→ **Saved entries**

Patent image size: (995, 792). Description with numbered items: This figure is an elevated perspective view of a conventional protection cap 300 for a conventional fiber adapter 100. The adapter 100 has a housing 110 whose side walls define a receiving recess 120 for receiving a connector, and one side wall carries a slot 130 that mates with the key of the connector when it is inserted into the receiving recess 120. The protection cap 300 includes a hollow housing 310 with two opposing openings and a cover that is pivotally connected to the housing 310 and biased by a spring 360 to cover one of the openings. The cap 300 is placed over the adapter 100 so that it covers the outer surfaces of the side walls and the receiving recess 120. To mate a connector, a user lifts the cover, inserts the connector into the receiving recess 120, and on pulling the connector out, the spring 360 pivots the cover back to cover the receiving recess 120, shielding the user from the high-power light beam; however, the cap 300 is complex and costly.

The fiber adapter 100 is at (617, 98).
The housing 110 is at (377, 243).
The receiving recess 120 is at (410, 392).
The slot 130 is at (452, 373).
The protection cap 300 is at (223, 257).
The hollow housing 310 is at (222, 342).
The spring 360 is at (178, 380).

→ **Exercise prompt**
Rewrite the data with each "conventional" swapped for "prior-art", keeping every other word the same.

→ **Completed exercise**
Patent image size: (995, 792). Description with numbered items: This figure is an elevated perspective view of a prior-art protection cap 300 for a prior-art fiber adapter 100. The adapter 100 has a housing 110 whose side walls define a receiving recess 120 for receiving a connector, and one side wall carries a slot 130 that mates with the key of the connector when it is inserted into the receiving recess 120. The protection cap 300 includes a hollow housing 310 with two opposing openings and a cover that is pivotally connected to the housing 310 and biased by a spring 360 to cover one of the openings. The cap 300 is placed over the adapter 100 so that it covers the outer surfaces of the side walls and the receiving recess 120. To mate a connector, a user lifts the cover, inserts the connector into the receiving recess 120, and on pulling the connector out, the spring 360 pivots the cover back to cover the receiving recess 120, shielding the user from the high-power light beam; however, the cap 300 is complex and costly.

The fiber adapter 100 is at (617, 98).
The housing 110 is at (377, 243).
The receiving recess 120 is at (410, 392).
The slot 130 is at (452, 373).
The protection cap 300 is at (223, 257).
The hollow housing 310 is at (222, 342).
The spring 360 is at (178, 380).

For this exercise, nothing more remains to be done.